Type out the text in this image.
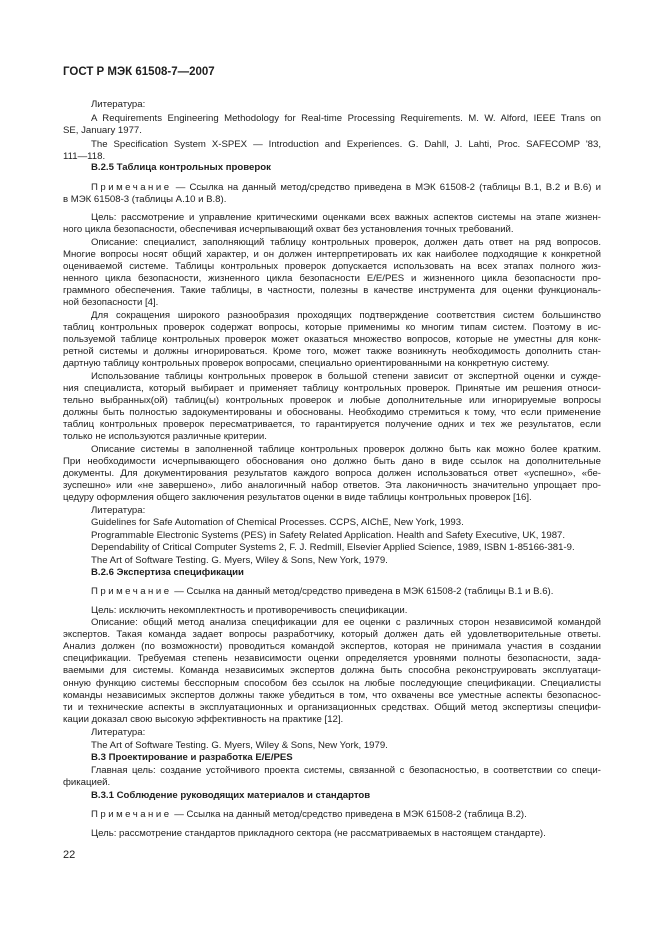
ГОСТ Р МЭК 61508-7—2007
Литература:
A Requirements Engineering Methodology for Real-time Processing Requirements. M. W. Alford, IEEE Trans on
SE, January 1977.
The Specification System X-SPEX — Introduction and Experiences. G. Dahll, J. Lahti, Proc. SAFECOMP '83,
111—118.
В.2.5 Таблица контрольных проверок
Примечание — Ссылка на данный метод/средство приведена в МЭК 61508-2 (таблицы В.1, В.2 и В.6) и
в МЭК 61508-3 (таблицы А.10 и В.8).
Цель: рассмотрение и управление критическими оценками всех важных аспектов системы на этапе жизнен-
ного цикла безопасности, обеспечивая исчерпывающий охват без установления точных требований.
Описание: специалист, заполняющий таблицу контрольных проверок, должен дать ответ на ряд вопросов.
Многие вопросы носят общий характер, и он должен интерпретировать их как наиболее подходящие к конкретной
оцениваемой системе. Таблицы контрольных проверок допускается использовать на всех этапах полного жиз-
ненного цикла безопасности, жизненного цикла безопасности Е/Е/PES и жизненного цикла безопасности про-
граммного обеспечения. Такие таблицы, в частности, полезны в качестве инструмента для оценки функциональ-
ной безопасности [4].
Для сокращения широкого разнообразия проходящих подтверждение соответствия систем большинство
таблиц контрольных проверок содержат вопросы, которые применимы ко многим типам систем. Поэтому в ис-
пользуемой таблице контрольных проверок может оказаться множество вопросов, которые не уместны для конк-
ретной системы и должны игнорироваться. Кроме того, может также возникнуть необходимость дополнить стан-
дартную таблицу контрольных проверок вопросами, специально ориентированными на конкретную систему.
Использование таблицы контрольных проверок в большой степени зависит от экспертной оценки и сужде-
ния специалиста, который выбирает и применяет таблицу контрольных проверок. Принятые им решения относи-
тельно выбранных(ой) таблиц(ы) контрольных проверок и любые дополнительные или игнорируемые вопросы
должны быть полностью задокументированы и обоснованы. Необходимо стремиться к тому, что если применение
таблиц контрольных проверок пересматривается, то гарантируется получение одних и тех же результатов, если
только не используются различные критерии.
Описание системы в заполненной таблице контрольных проверок должно быть как можно более кратким.
При необходимости исчерпывающего обоснования оно должно быть дано в виде ссылок на дополнительные
документы. Для документирования результатов каждого вопроса должен использоваться ответ «успешно», «бе-
зуспешно» или «не завершено», либо аналогичный набор ответов. Эта лаконичность значительно упрощает про-
цедуру оформления общего заключения результатов оценки в виде таблицы контрольных проверок [16].
Литература:
Guidelines for Safe Automation of Chemical Processes. CCPS, AIChE, New York, 1993.
Programmable Electronic Systems (PES) in Safety Related Application. Health and Safety Executive, UK, 1987.
Dependability of Critical Computer Systems 2, F. J. Redmill, Elsevier Applied Science, 1989, ISBN 1-85166-381-9.
The Art of Software Testing. G. Myers, Wiley & Sons, New York, 1979.
В.2.6 Экспертиза спецификации
Примечание — Ссылка на данный метод/средство приведена в МЭК 61508-2 (таблицы В.1 и В.6).
Цель: исключить некомплектность и противоречивость спецификации.
Описание: общий метод анализа спецификации для ее оценки с различных сторон независимой командой
экспертов. Такая команда задает вопросы разработчику, который должен дать ей удовлетворительные ответы.
Анализ должен (по возможности) проводиться командой экспертов, которая не принимала участия в создании
спецификации. Требуемая степень независимости оценки определяется уровнями полноты безопасности, зада-
ваемыми для системы. Команда независимых экспертов должна быть способна реконструировать эксплуатаци-
онную функцию системы бесспорным способом без ссылок на любые последующие спецификации. Специалисты
команды независимых экспертов должны также убедиться в том, что охвачены все уместные аспекты безопаснос-
ти и технические аспекты в эксплуатационных и организационных средствах. Общий метод экспертизы специфи-
кации доказал свою высокую эффективность на практике [12].
Литература:
The Art of Software Testing. G. Myers, Wiley & Sons, New York, 1979.
В.3 Проектирование и разработка Е/Е/PES
Главная цель: создание устойчивого проекта системы, связанной с безопасностью, в соответствии со специ-
фикацией.
В.3.1 Соблюдение руководящих материалов и стандартов
Примечание — Ссылка на данный метод/средство приведена в МЭК 61508-2 (таблица В.2).
Цель: рассмотрение стандартов прикладного сектора (не рассматриваемых в настоящем стандарте).
22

======

Lines of the material that contain the word "который" are to be gathered.

ния специалиста, который выбирает и применяет таблицу контрольных проверок. Принятые им решения относи-
экспертов. Такая команда задает вопросы разработчику, который должен дать ей удовлетворительные ответы.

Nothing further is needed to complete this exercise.